◆ DATASET EXTRACT ◆
========================================

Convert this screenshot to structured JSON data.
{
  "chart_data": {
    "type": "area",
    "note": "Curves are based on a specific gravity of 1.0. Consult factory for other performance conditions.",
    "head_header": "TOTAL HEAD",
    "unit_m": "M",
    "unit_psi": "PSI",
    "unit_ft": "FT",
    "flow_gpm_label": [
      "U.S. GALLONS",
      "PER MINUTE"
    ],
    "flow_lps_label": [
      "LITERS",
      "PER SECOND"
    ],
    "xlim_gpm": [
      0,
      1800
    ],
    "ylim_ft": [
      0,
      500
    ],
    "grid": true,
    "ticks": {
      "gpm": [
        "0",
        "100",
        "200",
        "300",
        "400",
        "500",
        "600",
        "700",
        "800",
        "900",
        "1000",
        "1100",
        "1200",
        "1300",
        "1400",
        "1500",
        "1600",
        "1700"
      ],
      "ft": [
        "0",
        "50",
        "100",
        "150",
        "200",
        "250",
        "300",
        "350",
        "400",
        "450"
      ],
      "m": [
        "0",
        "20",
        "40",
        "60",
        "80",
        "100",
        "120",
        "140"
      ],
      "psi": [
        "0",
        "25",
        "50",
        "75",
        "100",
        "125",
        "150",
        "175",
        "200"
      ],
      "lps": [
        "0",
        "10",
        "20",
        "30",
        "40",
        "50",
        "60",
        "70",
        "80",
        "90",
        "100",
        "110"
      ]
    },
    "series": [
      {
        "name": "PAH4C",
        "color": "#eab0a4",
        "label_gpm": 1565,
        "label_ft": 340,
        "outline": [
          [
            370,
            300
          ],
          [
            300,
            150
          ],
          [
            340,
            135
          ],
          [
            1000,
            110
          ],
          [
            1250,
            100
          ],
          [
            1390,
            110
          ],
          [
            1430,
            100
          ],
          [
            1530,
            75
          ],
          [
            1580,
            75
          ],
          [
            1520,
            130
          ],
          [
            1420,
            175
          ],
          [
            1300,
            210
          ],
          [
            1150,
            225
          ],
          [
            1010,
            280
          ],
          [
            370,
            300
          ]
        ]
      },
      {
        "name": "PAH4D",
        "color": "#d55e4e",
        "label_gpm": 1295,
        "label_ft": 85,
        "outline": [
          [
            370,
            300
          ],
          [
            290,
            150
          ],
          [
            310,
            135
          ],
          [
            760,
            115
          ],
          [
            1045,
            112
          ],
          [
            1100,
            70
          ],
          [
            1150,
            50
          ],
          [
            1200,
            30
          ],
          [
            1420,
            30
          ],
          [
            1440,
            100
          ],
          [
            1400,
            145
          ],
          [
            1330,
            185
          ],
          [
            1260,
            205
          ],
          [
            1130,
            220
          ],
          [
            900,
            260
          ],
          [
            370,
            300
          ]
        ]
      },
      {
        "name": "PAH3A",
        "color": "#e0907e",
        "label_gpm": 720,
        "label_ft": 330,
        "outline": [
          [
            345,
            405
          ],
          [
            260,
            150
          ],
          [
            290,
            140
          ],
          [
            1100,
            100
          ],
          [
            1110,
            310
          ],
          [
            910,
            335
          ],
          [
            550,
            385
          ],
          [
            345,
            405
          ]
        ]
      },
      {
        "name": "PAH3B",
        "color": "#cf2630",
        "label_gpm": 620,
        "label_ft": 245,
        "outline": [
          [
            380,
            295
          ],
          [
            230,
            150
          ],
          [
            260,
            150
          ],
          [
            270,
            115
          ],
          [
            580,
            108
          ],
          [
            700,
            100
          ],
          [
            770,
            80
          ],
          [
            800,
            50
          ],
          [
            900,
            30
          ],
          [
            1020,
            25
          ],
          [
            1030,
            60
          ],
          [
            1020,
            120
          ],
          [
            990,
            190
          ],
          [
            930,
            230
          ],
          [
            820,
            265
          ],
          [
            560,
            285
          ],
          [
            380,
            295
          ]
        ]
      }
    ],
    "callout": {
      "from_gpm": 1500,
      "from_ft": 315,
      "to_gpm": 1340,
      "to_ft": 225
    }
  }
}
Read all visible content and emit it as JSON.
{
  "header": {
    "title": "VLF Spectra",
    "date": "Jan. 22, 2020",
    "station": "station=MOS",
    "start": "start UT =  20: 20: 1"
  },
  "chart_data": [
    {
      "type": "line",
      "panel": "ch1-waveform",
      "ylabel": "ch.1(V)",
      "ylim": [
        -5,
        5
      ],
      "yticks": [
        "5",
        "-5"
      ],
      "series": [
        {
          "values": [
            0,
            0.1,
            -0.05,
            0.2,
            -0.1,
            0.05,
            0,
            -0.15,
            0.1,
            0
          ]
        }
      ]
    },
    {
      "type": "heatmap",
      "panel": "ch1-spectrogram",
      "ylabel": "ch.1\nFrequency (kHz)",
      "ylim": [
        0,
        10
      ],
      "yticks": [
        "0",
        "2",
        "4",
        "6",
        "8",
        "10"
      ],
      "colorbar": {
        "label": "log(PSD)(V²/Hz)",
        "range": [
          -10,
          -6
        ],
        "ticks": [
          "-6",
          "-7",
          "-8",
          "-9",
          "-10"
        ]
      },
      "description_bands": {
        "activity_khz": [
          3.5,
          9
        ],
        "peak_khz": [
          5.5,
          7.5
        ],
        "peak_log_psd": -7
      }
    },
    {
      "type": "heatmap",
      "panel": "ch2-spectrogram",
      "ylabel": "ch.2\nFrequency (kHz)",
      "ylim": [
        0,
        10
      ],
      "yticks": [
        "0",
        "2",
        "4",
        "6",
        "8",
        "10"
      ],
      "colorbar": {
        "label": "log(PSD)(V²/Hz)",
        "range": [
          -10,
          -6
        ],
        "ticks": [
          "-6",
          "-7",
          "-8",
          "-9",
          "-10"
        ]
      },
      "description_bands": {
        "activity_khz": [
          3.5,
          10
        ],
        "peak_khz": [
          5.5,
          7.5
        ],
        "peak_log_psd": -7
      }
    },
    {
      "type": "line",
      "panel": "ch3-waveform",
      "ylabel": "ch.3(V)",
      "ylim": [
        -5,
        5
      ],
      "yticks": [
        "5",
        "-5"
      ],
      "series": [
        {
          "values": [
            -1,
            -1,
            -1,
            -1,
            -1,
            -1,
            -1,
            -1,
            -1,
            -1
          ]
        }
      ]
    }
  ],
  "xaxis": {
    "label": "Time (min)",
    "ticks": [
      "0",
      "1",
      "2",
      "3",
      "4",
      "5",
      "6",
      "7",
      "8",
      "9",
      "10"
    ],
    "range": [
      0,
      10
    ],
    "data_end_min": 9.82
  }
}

========================================

◆ STATED PROBLEM ◆
Copy all the entries verbatim.

◆ SOLUTION BELOW ◆
Convert this screenshot to structured JSON data.
{
  "chart_data": {
    "type": "area",
    "note": "Curves are based on a specific gravity of 1.0. Consult factory for other performance conditions.",
    "head_header": "TOTAL HEAD",
    "unit_m": "M",
    "unit_psi": "PSI",
    "unit_ft": "FT",
    "flow_gpm_label": [
      "U.S. GALLONS",
      "PER MINUTE"
    ],
    "flow_lps_label": [
      "LITERS",
      "PER SECOND"
    ],
    "xlim_gpm": [
      0,
      1800
    ],
    "ylim_ft": [
      0,
      500
    ],
    "grid": true,
    "ticks": {
      "gpm": [
        "0",
        "100",
        "200",
        "300",
        "400",
        "500",
        "600",
        "700",
        "800",
        "900",
        "1000",
        "1100",
        "1200",
        "1300",
        "1400",
        "1500",
        "1600",
        "1700"
      ],
      "ft": [
        "0",
        "50",
        "100",
        "150",
        "200",
        "250",
        "300",
        "350",
        "400",
        "450"
      ],
      "m": [
        "0",
        "20",
        "40",
        "60",
        "80",
        "100",
        "120",
        "140"
      ],
      "psi": [
        "0",
        "25",
        "50",
        "75",
        "100",
        "125",
        "150",
        "175",
        "200"
      ],
      "lps": [
        "0",
        "10",
        "20",
        "30",
        "40",
        "50",
        "60",
        "70",
        "80",
        "90",
        "100",
        "110"
      ]
    },
    "series": [
      {
        "name": "PAH4C",
        "color": "#eab0a4",
        "label_gpm": 1565,
        "label_ft": 340,
        "outline": [
          [
            370,
            300
          ],
          [
            300,
            150
          ],
          [
            340,
            135
          ],
          [
            1000,
            110
          ],
          [
            1250,
            100
          ],
          [
            1390,
            110
          ],
          [
            1430,
            100
          ],
          [
            1530,
            75
          ],
          [
            1580,
            75
          ],
          [
            1520,
            130
          ],
          [
            1420,
            175
          ],
          [
            1300,
            210
          ],
          [
            1150,
            225
          ],
          [
            1010,
            280
          ],
          [
            370,
            300
          ]
        ]
      },
      {
        "name": "PAH4D",
        "color": "#d55e4e",
        "label_gpm": 1295,
        "label_ft": 85,
        "outline": [
          [
            370,
            300
          ],
          [
            290,
            150
          ],
          [
            310,
            135
          ],
          [
            760,
            115
          ],
          [
            1045,
            112
          ],
          [
            1100,
            70
          ],
          [
            1150,
            50
          ],
          [
            1200,
            30
          ],
          [
            1420,
            30
          ],
          [
            1440,
            100
          ],
          [
            1400,
            145
          ],
          [
            1330,
            185
          ],
          [
            1260,
            205
          ],
          [
            1130,
            220
          ],
          [
            900,
            260
          ],
          [
            370,
            300
          ]
        ]
      },
      {
        "name": "PAH3A",
        "color": "#e0907e",
        "label_gpm": 720,
        "label_ft": 330,
        "outline": [
          [
            345,
            405
          ],
          [
            260,
            150
          ],
          [
            290,
            140
          ],
          [
            1100,
            100
          ],
          [
            1110,
            310
          ],
          [
            910,
            335
          ],
          [
            550,
            385
          ],
          [
            345,
            405
          ]
        ]
      },
      {
        "name": "PAH3B",
        "color": "#cf2630",
        "label_gpm": 620,
        "label_ft": 245,
        "outline": [
          [
            380,
            295
          ],
          [
            230,
            150
          ],
          [
            260,
            150
          ],
          [
            270,
            115
          ],
          [
            580,
            108
          ],
          [
            700,
            100
          ],
          [
            770,
            80
          ],
          [
            800,
            50
          ],
          [
            900,
            30
          ],
          [
            1020,
            25
          ],
          [
            1030,
            60
          ],
          [
            1020,
            120
          ],
          [
            990,
            190
          ],
          [
            930,
            230
          ],
          [
            820,
            265
          ],
          [
            560,
            285
          ],
          [
            380,
            295
          ]
        ]
      }
    ],
    "callout": {
      "from_gpm": 1500,
      "from_ft": 315,
      "to_gpm": 1340,
      "to_ft": 225
    }
  }
}
Read all visible content and emit it as JSON.
{
  "header": {
    "title": "VLF Spectra",
    "date": "Jan. 22, 2020",
    "station": "station=MOS",
    "start": "start UT =  20: 20: 1"
  },
  "chart_data": [
    {
      "type": "line",
      "panel": "ch1-waveform",
      "ylabel": "ch.1(V)",
      "ylim": [
        -5,
        5
      ],
      "yticks": [
        "5",
        "-5"
      ],
      "series": [
        {
          "values": [
            0,
            0.1,
            -0.05,
            0.2,
            -0.1,
            0.05,
            0,
            -0.15,
            0.1,
            0
          ]
        }
      ]
    },
    {
      "type": "heatmap",
      "panel": "ch1-spectrogram",
      "ylabel": "ch.1\nFrequency (kHz)",
      "ylim": [
        0,
        10
      ],
      "yticks": [
        "0",
        "2",
        "4",
        "6",
        "8",
        "10"
      ],
      "colorbar": {
        "label": "log(PSD)(V²/Hz)",
        "range": [
          -10,
          -6
        ],
        "ticks": [
          "-6",
          "-7",
          "-8",
          "-9",
          "-10"
        ]
      },
      "description_bands": {
        "activity_khz": [
          3.5,
          9
        ],
        "peak_khz": [
          5.5,
          7.5
        ],
        "peak_log_psd": -7
      }
    },
    {
      "type": "heatmap",
      "panel": "ch2-spectrogram",
      "ylabel": "ch.2\nFrequency (kHz)",
      "ylim": [
        0,
        10
      ],
      "yticks": [
        "0",
        "2",
        "4",
        "6",
        "8",
        "10"
      ],
      "colorbar": {
        "label": "log(PSD)(V²/Hz)",
        "range": [
          -10,
          -6
        ],
        "ticks": [
          "-6",
          "-7",
          "-8",
          "-9",
          "-10"
        ]
      },
      "description_bands": {
        "activity_khz": [
          3.5,
          10
        ],
        "peak_khz": [
          5.5,
          7.5
        ],
        "peak_log_psd": -7
      }
    },
    {
      "type": "line",
      "panel": "ch3-waveform",
      "ylabel": "ch.3(V)",
      "ylim": [
        -5,
        5
      ],
      "yticks": [
        "5",
        "-5"
      ],
      "series": [
        {
          "values": [
            -1,
            -1,
            -1,
            -1,
            -1,
            -1,
            -1,
            -1,
            -1,
            -1
          ]
        }
      ]
    }
  ],
  "xaxis": {
    "label": "Time (min)",
    "ticks": [
      "0",
      "1",
      "2",
      "3",
      "4",
      "5",
      "6",
      "7",
      "8",
      "9",
      "10"
    ],
    "range": [
      0,
      10
    ],
    "data_end_min": 9.82
  }
}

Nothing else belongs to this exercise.